Produce a verbatim copy of the entries listed below.

*** Data shown ***

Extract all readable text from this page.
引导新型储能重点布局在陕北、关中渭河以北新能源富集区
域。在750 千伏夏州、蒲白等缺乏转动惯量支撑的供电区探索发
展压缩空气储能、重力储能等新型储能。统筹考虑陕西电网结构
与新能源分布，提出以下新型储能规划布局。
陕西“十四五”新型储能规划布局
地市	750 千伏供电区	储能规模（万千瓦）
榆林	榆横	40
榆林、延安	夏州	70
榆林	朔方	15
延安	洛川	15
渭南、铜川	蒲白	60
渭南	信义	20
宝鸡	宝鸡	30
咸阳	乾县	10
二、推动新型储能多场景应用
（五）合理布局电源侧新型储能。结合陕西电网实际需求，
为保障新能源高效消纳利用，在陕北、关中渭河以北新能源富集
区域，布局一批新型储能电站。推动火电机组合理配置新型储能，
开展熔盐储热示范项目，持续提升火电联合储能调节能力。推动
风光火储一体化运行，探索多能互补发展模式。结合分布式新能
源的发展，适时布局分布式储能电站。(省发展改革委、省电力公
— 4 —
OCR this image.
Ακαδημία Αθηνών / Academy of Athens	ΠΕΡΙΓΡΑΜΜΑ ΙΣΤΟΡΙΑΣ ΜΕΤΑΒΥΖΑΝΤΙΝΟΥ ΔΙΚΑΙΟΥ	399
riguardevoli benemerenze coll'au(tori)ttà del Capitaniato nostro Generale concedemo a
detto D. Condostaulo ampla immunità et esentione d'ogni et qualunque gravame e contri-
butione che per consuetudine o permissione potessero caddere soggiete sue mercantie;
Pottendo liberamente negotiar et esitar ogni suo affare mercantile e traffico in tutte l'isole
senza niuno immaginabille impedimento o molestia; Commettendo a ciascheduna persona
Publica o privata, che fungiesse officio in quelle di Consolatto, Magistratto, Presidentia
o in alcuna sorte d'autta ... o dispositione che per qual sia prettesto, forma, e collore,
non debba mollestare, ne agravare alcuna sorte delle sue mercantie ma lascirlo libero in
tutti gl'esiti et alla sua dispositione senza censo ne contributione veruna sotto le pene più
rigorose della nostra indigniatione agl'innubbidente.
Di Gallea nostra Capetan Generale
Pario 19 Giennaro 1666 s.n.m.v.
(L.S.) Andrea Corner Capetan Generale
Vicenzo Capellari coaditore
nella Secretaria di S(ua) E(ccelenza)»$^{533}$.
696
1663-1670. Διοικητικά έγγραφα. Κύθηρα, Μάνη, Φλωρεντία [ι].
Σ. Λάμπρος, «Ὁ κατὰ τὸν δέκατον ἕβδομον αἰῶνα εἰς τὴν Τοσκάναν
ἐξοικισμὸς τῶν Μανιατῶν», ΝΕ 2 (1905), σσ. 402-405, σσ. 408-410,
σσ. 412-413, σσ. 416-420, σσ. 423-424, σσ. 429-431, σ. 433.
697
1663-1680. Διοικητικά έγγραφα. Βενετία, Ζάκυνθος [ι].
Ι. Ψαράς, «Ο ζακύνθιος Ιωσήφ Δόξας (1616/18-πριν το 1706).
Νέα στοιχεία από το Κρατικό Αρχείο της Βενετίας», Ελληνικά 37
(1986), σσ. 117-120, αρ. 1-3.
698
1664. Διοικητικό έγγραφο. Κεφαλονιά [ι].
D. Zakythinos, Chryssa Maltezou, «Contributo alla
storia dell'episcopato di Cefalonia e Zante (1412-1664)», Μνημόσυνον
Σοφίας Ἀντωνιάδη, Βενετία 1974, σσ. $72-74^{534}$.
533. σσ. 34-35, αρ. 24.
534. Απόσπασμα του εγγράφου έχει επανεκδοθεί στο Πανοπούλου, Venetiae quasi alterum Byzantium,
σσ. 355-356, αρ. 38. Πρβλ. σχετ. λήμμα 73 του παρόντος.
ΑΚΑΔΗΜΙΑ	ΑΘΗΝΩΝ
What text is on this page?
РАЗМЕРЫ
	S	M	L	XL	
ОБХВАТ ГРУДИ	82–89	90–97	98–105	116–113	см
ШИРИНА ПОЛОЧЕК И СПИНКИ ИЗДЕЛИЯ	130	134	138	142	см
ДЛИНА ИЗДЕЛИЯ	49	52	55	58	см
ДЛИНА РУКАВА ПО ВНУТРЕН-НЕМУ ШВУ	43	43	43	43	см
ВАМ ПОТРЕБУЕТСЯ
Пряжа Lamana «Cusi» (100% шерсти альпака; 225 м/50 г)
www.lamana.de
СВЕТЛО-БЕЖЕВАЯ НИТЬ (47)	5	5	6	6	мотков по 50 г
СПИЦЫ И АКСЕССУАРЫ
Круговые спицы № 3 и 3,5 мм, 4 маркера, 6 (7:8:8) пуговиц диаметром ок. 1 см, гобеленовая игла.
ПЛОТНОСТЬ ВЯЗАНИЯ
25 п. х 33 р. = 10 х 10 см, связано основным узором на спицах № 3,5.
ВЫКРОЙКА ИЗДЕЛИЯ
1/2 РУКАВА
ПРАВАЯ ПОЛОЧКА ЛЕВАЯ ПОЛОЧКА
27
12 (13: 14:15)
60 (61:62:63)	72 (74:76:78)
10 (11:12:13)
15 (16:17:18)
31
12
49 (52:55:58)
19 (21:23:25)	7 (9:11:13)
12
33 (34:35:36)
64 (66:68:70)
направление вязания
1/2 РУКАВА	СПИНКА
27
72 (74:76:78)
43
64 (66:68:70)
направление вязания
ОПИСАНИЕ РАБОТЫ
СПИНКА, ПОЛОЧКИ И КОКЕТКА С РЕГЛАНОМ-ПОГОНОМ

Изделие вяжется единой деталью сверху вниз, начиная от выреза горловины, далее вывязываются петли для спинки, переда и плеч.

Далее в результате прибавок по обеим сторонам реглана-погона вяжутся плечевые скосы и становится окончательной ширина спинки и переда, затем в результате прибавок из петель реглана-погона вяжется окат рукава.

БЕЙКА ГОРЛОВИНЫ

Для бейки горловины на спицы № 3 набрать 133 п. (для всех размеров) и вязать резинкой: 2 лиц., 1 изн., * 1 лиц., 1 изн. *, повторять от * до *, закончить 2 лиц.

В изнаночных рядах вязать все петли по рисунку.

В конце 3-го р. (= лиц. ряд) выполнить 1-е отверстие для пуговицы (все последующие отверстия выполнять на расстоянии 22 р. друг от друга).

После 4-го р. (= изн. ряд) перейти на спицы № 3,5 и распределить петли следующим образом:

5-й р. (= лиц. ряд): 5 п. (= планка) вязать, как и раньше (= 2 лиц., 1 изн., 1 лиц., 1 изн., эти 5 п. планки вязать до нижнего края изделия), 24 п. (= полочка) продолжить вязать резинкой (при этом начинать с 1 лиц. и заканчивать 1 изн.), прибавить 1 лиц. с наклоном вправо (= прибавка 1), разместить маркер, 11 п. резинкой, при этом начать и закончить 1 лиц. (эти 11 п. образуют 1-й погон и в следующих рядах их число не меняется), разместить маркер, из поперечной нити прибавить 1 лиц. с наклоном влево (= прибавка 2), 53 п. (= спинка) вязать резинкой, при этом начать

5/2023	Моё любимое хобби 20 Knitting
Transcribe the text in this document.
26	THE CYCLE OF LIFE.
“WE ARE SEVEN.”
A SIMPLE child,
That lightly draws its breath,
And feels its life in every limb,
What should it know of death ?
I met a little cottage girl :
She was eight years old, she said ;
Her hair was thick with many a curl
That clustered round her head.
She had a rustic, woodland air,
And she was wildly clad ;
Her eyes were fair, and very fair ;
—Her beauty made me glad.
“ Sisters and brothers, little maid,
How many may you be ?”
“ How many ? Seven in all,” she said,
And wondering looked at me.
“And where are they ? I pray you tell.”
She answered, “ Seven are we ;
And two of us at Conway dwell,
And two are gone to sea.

***

- Task response -
Extract all readable text from this page.
引导新型储能重点布局在陕北、关中渭河以北新能源富集区
域。在750 千伏夏州、蒲白等缺乏转动惯量支撑的供电区探索发
展压缩空气储能、重力储能等新型储能。统筹考虑陕西电网结构
与新能源分布，提出以下新型储能规划布局。
陕西“十四五”新型储能规划布局
地市	750 千伏供电区	储能规模（万千瓦）
榆林	榆横	40
榆林、延安	夏州	70
榆林	朔方	15
延安	洛川	15
渭南、铜川	蒲白	60
渭南	信义	20
宝鸡	宝鸡	30
咸阳	乾县	10
二、推动新型储能多场景应用
（五）合理布局电源侧新型储能。结合陕西电网实际需求，
为保障新能源高效消纳利用，在陕北、关中渭河以北新能源富集
区域，布局一批新型储能电站。推动火电机组合理配置新型储能，
开展熔盐储热示范项目，持续提升火电联合储能调节能力。推动
风光火储一体化运行，探索多能互补发展模式。结合分布式新能
源的发展，适时布局分布式储能电站。(省发展改革委、省电力公
— 4 —
OCR this image.
Ακαδημία Αθηνών / Academy of Athens	ΠΕΡΙΓΡΑΜΜΑ ΙΣΤΟΡΙΑΣ ΜΕΤΑΒΥΖΑΝΤΙΝΟΥ ΔΙΚΑΙΟΥ	399
riguardevoli benemerenze coll'au(tori)ttà del Capitaniato nostro Generale concedemo a
detto D. Condostaulo ampla immunità et esentione d'ogni et qualunque gravame e contri-
butione che per consuetudine o permissione potessero caddere soggiete sue mercantie;
Pottendo liberamente negotiar et esitar ogni suo affare mercantile e traffico in tutte l'isole
senza niuno immaginabille impedimento o molestia; Commettendo a ciascheduna persona
Publica o privata, che fungiesse officio in quelle di Consolatto, Magistratto, Presidentia
o in alcuna sorte d'autta ... o dispositione che per qual sia prettesto, forma, e collore,
non debba mollestare, ne agravare alcuna sorte delle sue mercantie ma lascirlo libero in
tutti gl'esiti et alla sua dispositione senza censo ne contributione veruna sotto le pene più
rigorose della nostra indigniatione agl'innubbidente.
Di Gallea nostra Capetan Generale
Pario 19 Giennaro 1666 s.n.m.v.
(L.S.) Andrea Corner Capetan Generale
Vicenzo Capellari coaditore
nella Secretaria di S(ua) E(ccelenza)»$^{533}$.
696
1663-1670. Διοικητικά έγγραφα. Κύθηρα, Μάνη, Φλωρεντία [ι].
Σ. Λάμπρος, «Ὁ κατὰ τὸν δέκατον ἕβδομον αἰῶνα εἰς τὴν Τοσκάναν
ἐξοικισμὸς τῶν Μανιατῶν», ΝΕ 2 (1905), σσ. 402-405, σσ. 408-410,
σσ. 412-413, σσ. 416-420, σσ. 423-424, σσ. 429-431, σ. 433.
697
1663-1680. Διοικητικά έγγραφα. Βενετία, Ζάκυνθος [ι].
Ι. Ψαράς, «Ο ζακύνθιος Ιωσήφ Δόξας (1616/18-πριν το 1706).
Νέα στοιχεία από το Κρατικό Αρχείο της Βενετίας», Ελληνικά 37
(1986), σσ. 117-120, αρ. 1-3.
698
1664. Διοικητικό έγγραφο. Κεφαλονιά [ι].
D. Zakythinos, Chryssa Maltezou, «Contributo alla
storia dell'episcopato di Cefalonia e Zante (1412-1664)», Μνημόσυνον
Σοφίας Ἀντωνιάδη, Βενετία 1974, σσ. $72-74^{534}$.
533. σσ. 34-35, αρ. 24.
534. Απόσπασμα του εγγράφου έχει επανεκδοθεί στο Πανοπούλου, Venetiae quasi alterum Byzantium,
σσ. 355-356, αρ. 38. Πρβλ. σχετ. λήμμα 73 του παρόντος.
ΑΚΑΔΗΜΙΑ	ΑΘΗΝΩΝ
What text is on this page?
РАЗМЕРЫ
	S	M	L	XL	
ОБХВАТ ГРУДИ	82–89	90–97	98–105	116–113	см
ШИРИНА ПОЛОЧЕК И СПИНКИ ИЗДЕЛИЯ	130	134	138	142	см
ДЛИНА ИЗДЕЛИЯ	49	52	55	58	см
ДЛИНА РУКАВА ПО ВНУТРЕН-НЕМУ ШВУ	43	43	43	43	см
ВАМ ПОТРЕБУЕТСЯ
Пряжа Lamana «Cusi» (100% шерсти альпака; 225 м/50 г)
www.lamana.de
СВЕТЛО-БЕЖЕВАЯ НИТЬ (47)	5	5	6	6	мотков по 50 г
СПИЦЫ И АКСЕССУАРЫ
Круговые спицы № 3 и 3,5 мм, 4 маркера, 6 (7:8:8) пуговиц диаметром ок. 1 см, гобеленовая игла.
ПЛОТНОСТЬ ВЯЗАНИЯ
25 п. х 33 р. = 10 х 10 см, связано основным узором на спицах № 3,5.
ВЫКРОЙКА ИЗДЕЛИЯ
1/2 РУКАВА
ПРАВАЯ ПОЛОЧКА ЛЕВАЯ ПОЛОЧКА
27
12 (13: 14:15)
60 (61:62:63)	72 (74:76:78)
10 (11:12:13)
15 (16:17:18)
31
12
49 (52:55:58)
19 (21:23:25)	7 (9:11:13)
12
33 (34:35:36)
64 (66:68:70)
направление вязания
1/2 РУКАВА	СПИНКА
27
72 (74:76:78)
43
64 (66:68:70)
направление вязания
ОПИСАНИЕ РАБОТЫ
СПИНКА, ПОЛОЧКИ И КОКЕТКА С РЕГЛАНОМ-ПОГОНОМ

Изделие вяжется единой деталью сверху вниз, начиная от выреза горловины, далее вывязываются петли для спинки, переда и плеч.

Далее в результате прибавок по обеим сторонам реглана-погона вяжутся плечевые скосы и становится окончательной ширина спинки и переда, затем в результате прибавок из петель реглана-погона вяжется окат рукава.

БЕЙКА ГОРЛОВИНЫ

Для бейки горловины на спицы № 3 набрать 133 п. (для всех размеров) и вязать резинкой: 2 лиц., 1 изн., * 1 лиц., 1 изн. *, повторять от * до *, закончить 2 лиц.

В изнаночных рядах вязать все петли по рисунку.

В конце 3-го р. (= лиц. ряд) выполнить 1-е отверстие для пуговицы (все последующие отверстия выполнять на расстоянии 22 р. друг от друга).

После 4-го р. (= изн. ряд) перейти на спицы № 3,5 и распределить петли следующим образом:

5-й р. (= лиц. ряд): 5 п. (= планка) вязать, как и раньше (= 2 лиц., 1 изн., 1 лиц., 1 изн., эти 5 п. планки вязать до нижнего края изделия), 24 п. (= полочка) продолжить вязать резинкой (при этом начинать с 1 лиц. и заканчивать 1 изн.), прибавить 1 лиц. с наклоном вправо (= прибавка 1), разместить маркер, 11 п. резинкой, при этом начать и закончить 1 лиц. (эти 11 п. образуют 1-й погон и в следующих рядах их число не меняется), разместить маркер, из поперечной нити прибавить 1 лиц. с наклоном влево (= прибавка 2), 53 п. (= спинка) вязать резинкой, при этом начать

5/2023	Моё любимое хобби 20 Knitting
Transcribe the text in this document.
26	THE CYCLE OF LIFE.
“WE ARE SEVEN.”
A SIMPLE child,
That lightly draws its breath,
And feels its life in every limb,
What should it know of death ?
I met a little cottage girl :
She was eight years old, she said ;
Her hair was thick with many a curl
That clustered round her head.
She had a rustic, woodland air,
And she was wildly clad ;
Her eyes were fair, and very fair ;
—Her beauty made me glad.
“ Sisters and brothers, little maid,
How many may you be ?”
“ How many ? Seven in all,” she said,
And wondering looked at me.
“And where are they ? I pray you tell.”
She answered, “ Seven are we ;
And two of us at Conway dwell,
And two are gone to sea.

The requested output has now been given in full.